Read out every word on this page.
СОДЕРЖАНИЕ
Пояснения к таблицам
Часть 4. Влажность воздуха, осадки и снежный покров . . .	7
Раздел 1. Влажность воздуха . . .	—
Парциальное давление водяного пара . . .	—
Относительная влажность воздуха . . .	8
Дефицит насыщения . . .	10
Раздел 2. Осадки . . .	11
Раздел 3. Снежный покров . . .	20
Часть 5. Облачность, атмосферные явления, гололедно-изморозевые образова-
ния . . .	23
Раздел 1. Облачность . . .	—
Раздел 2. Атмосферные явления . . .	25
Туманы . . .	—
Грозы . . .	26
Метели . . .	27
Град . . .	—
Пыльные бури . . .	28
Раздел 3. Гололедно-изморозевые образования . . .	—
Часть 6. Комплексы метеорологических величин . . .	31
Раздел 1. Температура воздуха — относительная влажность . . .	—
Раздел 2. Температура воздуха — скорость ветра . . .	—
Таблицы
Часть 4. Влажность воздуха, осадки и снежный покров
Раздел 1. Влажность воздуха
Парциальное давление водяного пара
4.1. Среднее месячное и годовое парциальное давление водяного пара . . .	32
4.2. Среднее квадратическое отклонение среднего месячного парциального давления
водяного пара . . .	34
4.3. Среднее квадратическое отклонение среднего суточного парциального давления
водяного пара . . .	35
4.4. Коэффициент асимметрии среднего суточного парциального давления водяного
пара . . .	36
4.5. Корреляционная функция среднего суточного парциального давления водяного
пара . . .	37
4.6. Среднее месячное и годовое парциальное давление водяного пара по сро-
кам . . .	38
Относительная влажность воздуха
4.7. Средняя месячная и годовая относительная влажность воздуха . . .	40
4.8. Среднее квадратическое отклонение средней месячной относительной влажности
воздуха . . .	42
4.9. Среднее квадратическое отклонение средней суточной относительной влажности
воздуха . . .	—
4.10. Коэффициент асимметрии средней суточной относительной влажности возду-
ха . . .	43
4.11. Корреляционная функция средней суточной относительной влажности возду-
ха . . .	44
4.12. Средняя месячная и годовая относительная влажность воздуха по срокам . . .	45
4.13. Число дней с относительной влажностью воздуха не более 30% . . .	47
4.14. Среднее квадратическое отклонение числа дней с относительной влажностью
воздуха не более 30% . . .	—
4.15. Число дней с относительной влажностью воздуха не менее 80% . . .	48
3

Do this:
List the lines that contain the word "влажностью".

Completed exercise:
4.13. Число дней с относительной влажностью воздуха не более 30% . . .	47
4.14. Среднее квадратическое отклонение числа дней с относительной влажностью
4.15. Число дней с относительной влажностью воздуха не менее 80% . . .	48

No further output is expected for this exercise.